What the task requires: Collect all lines containing the word "JSON" from the data.

──────────

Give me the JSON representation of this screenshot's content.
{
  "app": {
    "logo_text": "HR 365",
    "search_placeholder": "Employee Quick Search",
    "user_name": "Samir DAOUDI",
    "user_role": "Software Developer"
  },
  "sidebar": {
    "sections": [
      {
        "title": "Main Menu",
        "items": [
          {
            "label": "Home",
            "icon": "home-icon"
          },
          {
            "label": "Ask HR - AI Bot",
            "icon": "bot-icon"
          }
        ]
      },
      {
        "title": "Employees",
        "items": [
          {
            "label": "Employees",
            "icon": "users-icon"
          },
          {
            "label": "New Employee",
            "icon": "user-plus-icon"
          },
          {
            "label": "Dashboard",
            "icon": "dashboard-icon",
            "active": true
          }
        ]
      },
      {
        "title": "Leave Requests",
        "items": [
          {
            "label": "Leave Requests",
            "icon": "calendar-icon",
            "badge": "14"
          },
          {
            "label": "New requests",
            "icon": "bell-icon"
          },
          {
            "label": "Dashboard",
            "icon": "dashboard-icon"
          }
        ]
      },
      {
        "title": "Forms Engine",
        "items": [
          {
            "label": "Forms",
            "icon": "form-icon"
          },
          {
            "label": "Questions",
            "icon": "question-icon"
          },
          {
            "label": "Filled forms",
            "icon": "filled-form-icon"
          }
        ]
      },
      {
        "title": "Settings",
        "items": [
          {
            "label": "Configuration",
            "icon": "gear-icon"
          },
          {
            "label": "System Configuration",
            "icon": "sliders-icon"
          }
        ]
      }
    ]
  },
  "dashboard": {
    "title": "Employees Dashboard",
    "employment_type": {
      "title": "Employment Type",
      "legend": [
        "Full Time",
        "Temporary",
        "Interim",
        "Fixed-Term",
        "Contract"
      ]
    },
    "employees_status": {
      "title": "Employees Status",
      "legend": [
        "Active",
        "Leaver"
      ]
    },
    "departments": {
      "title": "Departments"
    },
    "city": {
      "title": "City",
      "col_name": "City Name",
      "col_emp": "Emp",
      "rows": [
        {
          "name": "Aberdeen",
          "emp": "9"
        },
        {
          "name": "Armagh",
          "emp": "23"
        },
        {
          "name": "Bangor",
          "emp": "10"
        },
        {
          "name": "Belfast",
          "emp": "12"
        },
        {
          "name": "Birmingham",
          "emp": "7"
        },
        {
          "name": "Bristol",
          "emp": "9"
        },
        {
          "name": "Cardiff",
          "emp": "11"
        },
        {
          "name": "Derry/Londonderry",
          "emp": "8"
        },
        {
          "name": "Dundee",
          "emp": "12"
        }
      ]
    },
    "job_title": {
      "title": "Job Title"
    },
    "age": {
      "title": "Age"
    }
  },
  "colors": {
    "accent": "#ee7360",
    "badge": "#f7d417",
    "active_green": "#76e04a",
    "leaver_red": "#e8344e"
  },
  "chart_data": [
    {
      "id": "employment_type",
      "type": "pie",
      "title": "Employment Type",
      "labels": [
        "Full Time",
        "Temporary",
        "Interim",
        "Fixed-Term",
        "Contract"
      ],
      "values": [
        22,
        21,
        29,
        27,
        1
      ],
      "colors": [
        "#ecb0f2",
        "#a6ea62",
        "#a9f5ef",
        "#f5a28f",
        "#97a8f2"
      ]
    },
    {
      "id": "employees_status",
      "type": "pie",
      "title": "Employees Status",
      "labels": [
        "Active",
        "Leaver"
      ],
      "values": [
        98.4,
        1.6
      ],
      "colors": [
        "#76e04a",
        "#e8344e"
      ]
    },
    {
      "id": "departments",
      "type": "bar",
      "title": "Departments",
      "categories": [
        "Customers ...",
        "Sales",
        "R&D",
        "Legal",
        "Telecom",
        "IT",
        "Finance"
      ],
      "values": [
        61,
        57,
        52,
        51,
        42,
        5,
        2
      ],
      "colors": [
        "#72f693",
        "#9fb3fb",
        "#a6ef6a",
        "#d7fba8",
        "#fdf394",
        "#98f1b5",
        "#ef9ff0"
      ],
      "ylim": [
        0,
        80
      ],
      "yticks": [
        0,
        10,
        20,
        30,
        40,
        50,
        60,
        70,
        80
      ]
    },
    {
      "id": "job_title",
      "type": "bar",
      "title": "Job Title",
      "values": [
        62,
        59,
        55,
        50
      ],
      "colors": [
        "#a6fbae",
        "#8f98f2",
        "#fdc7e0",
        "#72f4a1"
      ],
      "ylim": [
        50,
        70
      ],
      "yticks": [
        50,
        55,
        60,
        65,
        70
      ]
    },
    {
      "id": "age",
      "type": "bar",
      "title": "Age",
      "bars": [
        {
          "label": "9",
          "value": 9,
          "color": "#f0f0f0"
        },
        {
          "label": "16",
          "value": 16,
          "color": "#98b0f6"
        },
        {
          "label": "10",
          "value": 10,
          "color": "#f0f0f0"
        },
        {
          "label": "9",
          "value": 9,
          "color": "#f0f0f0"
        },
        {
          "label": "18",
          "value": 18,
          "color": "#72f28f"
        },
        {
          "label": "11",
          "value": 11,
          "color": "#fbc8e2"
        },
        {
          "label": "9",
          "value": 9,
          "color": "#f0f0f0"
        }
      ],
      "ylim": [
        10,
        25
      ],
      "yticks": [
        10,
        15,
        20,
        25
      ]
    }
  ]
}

──────────

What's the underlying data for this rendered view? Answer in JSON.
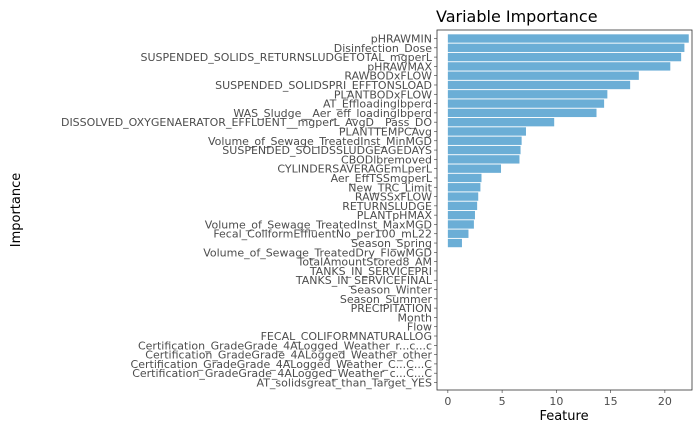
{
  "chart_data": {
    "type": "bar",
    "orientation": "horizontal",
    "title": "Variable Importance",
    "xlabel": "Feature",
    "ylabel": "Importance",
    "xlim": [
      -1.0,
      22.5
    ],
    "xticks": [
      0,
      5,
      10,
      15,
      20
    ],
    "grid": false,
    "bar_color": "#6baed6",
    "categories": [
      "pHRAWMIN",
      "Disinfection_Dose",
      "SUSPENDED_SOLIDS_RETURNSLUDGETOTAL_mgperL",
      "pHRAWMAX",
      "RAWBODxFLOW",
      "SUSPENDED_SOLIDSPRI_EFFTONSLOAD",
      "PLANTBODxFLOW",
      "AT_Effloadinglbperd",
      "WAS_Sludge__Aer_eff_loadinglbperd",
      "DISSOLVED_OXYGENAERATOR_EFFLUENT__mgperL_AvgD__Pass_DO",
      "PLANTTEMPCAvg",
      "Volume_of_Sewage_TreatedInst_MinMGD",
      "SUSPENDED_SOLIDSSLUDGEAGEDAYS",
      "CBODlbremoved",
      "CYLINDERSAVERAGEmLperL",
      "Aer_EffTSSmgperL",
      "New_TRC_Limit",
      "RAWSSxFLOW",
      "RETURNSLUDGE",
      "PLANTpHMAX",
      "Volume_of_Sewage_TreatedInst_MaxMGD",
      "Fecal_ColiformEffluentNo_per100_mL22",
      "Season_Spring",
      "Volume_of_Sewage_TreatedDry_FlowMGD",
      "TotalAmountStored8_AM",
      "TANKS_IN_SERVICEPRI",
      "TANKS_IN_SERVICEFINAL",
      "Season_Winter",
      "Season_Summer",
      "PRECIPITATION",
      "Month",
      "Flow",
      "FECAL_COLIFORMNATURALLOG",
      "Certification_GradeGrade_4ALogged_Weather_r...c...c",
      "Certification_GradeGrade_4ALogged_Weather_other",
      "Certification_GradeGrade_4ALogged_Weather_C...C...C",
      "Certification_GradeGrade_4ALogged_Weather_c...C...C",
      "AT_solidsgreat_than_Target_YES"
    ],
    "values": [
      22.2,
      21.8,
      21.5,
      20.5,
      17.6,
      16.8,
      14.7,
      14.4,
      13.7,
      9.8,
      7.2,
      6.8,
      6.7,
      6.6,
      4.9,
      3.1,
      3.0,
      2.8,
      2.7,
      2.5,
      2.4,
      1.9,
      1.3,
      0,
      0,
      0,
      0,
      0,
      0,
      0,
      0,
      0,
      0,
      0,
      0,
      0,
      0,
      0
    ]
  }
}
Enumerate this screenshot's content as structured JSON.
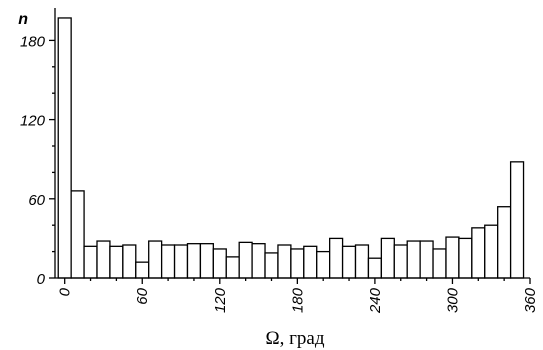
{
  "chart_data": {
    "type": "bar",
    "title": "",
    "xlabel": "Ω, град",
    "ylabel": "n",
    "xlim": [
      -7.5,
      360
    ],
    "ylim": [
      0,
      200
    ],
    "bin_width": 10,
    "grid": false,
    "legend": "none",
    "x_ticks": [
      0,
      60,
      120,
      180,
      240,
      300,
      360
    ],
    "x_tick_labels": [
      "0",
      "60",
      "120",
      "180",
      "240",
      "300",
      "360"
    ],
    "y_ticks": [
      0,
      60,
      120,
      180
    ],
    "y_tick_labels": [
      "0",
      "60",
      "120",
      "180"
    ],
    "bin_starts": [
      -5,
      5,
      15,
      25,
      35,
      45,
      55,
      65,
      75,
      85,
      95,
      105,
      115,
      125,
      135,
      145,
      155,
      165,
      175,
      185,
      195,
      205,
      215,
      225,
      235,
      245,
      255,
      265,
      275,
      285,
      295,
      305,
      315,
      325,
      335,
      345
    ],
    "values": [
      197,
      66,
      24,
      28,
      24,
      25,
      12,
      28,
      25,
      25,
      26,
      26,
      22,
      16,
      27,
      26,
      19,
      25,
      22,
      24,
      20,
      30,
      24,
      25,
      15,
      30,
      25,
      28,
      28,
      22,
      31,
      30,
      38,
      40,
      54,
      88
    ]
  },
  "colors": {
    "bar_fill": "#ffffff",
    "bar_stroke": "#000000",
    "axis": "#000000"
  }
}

──────────

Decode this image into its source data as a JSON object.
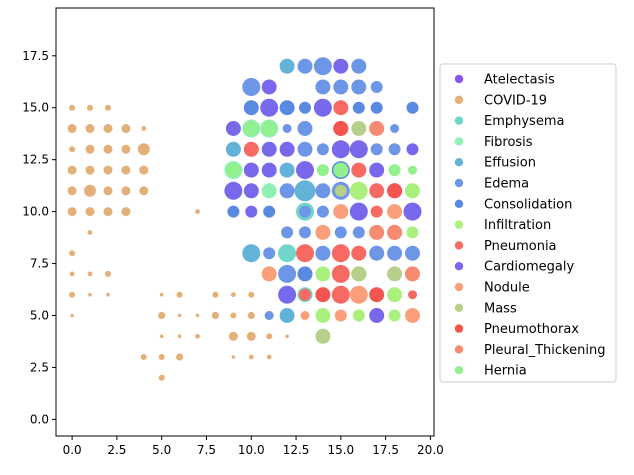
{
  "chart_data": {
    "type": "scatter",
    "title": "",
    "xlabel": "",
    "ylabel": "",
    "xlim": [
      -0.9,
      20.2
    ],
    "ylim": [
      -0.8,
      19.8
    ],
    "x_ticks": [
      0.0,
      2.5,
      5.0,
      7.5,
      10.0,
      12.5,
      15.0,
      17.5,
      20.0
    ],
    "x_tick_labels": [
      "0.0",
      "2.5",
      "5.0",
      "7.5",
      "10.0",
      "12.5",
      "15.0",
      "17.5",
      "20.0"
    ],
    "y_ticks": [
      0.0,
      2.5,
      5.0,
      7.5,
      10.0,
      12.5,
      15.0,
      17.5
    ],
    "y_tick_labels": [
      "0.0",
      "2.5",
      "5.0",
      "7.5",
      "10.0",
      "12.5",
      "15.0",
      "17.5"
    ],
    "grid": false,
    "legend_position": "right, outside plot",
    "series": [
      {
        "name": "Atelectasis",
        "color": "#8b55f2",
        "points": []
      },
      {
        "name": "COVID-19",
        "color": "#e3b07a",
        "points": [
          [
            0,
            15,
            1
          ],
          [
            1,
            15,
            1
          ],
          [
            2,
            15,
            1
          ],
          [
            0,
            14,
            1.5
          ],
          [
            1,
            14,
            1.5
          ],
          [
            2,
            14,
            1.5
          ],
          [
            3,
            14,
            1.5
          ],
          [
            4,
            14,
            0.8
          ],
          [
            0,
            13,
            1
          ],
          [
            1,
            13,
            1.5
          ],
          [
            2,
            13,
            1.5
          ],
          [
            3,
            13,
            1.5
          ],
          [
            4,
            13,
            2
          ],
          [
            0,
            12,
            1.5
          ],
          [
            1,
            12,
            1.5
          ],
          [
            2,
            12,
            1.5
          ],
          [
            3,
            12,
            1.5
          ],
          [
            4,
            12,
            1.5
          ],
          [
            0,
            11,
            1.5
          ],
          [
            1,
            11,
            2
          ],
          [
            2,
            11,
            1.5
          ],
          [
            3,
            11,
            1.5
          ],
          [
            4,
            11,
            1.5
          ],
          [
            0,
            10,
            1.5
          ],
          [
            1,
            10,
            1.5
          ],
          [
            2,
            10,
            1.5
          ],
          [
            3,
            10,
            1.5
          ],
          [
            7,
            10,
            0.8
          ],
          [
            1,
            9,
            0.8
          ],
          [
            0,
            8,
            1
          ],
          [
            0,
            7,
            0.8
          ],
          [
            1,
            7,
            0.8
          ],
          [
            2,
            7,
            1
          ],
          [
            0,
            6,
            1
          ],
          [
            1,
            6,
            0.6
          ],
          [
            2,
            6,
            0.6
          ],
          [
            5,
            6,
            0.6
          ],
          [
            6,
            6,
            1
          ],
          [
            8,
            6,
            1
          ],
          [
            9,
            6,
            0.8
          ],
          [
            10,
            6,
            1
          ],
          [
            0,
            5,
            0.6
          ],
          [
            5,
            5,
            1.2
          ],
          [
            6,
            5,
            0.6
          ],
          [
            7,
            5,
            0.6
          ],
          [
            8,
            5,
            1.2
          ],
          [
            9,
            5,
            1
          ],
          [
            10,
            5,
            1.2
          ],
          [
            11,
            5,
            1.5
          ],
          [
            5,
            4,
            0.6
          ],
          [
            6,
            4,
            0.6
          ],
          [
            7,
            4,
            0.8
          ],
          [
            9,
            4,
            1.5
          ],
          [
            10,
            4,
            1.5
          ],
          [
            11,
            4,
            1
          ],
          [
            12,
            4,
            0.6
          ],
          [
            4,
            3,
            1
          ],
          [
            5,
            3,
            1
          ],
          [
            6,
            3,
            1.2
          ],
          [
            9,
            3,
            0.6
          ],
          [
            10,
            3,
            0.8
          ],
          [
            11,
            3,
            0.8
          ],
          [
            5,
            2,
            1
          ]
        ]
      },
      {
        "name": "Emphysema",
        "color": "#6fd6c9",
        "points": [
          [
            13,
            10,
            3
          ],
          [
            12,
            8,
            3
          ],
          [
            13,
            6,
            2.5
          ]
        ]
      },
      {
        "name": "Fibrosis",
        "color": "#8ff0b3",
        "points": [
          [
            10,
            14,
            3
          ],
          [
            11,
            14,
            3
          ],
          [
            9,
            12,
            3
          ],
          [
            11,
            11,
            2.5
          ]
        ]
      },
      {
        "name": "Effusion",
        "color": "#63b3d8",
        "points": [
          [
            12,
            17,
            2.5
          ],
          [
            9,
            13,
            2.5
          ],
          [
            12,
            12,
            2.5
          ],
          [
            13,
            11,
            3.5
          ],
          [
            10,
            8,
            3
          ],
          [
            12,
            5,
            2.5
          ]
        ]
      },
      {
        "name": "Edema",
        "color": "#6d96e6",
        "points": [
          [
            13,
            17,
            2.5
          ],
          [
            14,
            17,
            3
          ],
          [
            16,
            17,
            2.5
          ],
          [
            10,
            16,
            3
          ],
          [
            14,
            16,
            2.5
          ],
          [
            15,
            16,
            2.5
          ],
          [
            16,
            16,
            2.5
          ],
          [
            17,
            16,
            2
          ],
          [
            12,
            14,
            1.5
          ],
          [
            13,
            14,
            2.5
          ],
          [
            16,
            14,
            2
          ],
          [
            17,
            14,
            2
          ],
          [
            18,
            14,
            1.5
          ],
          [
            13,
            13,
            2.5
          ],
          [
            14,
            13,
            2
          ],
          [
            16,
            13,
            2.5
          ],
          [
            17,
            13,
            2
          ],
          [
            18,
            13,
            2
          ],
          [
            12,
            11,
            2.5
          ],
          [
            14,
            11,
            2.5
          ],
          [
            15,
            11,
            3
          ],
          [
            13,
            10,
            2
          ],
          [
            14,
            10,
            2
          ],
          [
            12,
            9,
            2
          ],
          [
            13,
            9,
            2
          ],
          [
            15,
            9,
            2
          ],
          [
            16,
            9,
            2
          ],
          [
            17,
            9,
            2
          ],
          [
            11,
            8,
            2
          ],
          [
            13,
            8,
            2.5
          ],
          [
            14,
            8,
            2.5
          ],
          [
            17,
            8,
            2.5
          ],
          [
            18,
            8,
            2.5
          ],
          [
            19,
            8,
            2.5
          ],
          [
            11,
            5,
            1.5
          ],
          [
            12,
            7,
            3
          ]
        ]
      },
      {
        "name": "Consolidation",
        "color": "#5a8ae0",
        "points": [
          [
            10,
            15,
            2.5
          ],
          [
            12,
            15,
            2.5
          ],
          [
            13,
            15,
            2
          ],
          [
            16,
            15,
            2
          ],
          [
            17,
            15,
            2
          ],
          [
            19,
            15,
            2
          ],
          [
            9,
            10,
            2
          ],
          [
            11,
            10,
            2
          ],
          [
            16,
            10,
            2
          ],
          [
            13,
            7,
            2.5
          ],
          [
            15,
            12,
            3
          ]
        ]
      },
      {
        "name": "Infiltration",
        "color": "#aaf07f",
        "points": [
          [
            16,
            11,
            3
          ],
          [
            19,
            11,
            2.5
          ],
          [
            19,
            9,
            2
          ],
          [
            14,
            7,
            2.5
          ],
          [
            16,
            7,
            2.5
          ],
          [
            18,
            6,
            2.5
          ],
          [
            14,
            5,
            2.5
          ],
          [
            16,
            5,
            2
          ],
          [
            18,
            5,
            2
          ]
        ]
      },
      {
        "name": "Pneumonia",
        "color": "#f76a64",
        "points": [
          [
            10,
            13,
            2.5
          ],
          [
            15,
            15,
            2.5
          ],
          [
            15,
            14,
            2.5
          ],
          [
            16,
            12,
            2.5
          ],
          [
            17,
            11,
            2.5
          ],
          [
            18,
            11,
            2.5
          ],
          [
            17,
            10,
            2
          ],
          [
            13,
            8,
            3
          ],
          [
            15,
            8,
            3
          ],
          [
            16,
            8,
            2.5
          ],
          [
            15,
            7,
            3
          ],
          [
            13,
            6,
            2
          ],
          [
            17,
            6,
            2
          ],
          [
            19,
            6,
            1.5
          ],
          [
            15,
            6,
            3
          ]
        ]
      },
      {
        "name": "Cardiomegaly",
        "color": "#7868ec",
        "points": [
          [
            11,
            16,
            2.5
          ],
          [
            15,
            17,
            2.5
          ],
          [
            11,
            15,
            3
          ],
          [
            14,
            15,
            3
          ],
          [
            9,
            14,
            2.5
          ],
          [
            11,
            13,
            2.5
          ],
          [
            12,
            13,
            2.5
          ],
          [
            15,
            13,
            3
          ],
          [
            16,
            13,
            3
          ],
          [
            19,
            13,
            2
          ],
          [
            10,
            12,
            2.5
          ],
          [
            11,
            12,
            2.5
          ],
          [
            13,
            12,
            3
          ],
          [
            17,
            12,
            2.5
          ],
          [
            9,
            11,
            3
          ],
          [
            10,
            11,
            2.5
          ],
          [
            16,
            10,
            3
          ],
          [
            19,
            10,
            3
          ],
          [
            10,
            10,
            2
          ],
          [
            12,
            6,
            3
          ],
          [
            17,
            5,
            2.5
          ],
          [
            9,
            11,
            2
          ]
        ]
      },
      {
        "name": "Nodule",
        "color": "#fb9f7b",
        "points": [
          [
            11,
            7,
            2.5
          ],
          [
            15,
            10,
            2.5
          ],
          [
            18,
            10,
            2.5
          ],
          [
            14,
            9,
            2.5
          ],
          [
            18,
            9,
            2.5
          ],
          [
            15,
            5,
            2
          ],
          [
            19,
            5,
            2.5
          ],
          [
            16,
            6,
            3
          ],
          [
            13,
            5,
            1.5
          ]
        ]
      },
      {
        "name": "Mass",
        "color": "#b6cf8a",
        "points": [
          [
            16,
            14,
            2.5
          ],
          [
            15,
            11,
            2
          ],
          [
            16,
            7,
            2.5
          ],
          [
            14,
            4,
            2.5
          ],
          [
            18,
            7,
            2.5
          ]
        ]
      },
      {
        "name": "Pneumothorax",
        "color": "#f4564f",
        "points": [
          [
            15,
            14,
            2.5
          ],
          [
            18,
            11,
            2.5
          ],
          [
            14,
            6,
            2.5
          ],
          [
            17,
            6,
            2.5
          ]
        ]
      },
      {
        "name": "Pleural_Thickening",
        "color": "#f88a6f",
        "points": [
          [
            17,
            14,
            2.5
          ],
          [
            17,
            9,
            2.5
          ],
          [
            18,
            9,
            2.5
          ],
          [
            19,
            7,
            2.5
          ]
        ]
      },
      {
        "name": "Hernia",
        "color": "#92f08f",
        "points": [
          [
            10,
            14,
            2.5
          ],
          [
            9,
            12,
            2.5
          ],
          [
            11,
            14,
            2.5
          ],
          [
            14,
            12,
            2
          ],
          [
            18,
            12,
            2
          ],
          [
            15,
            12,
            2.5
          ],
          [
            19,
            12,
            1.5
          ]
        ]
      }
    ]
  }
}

──────────

Reply:
Give me the JSON representation of this screenshot's content.
What's the underlying data for this rendered view? Answer in JSON.
Enumerate this screenshot's content as structured JSON.
Decode this image into its source data as a JSON object.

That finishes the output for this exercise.